__INSTRUCTION__. Output the data that follows exactly, line for line.

__DATASET RECORDS__.
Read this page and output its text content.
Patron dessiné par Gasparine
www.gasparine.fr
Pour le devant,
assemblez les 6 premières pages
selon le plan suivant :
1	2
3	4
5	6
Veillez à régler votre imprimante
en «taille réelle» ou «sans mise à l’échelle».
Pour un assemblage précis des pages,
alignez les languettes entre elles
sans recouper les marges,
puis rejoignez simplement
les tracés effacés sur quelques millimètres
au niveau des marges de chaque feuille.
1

__ANSWER TO THE PROBLEM__.
Read this page and output its text content.
Patron dessiné par Gasparine
www.gasparine.fr
Pour le devant,
assemblez les 6 premières pages
selon le plan suivant :
1	2
3	4
5	6
Veillez à régler votre imprimante
en «taille réelle» ou «sans mise à l’échelle».
Pour un assemblage précis des pages,
alignez les languettes entre elles
sans recouper les marges,
puis rejoignez simplement
les tracés effacés sur quelques millimètres
au niveau des marges de chaque feuille.
1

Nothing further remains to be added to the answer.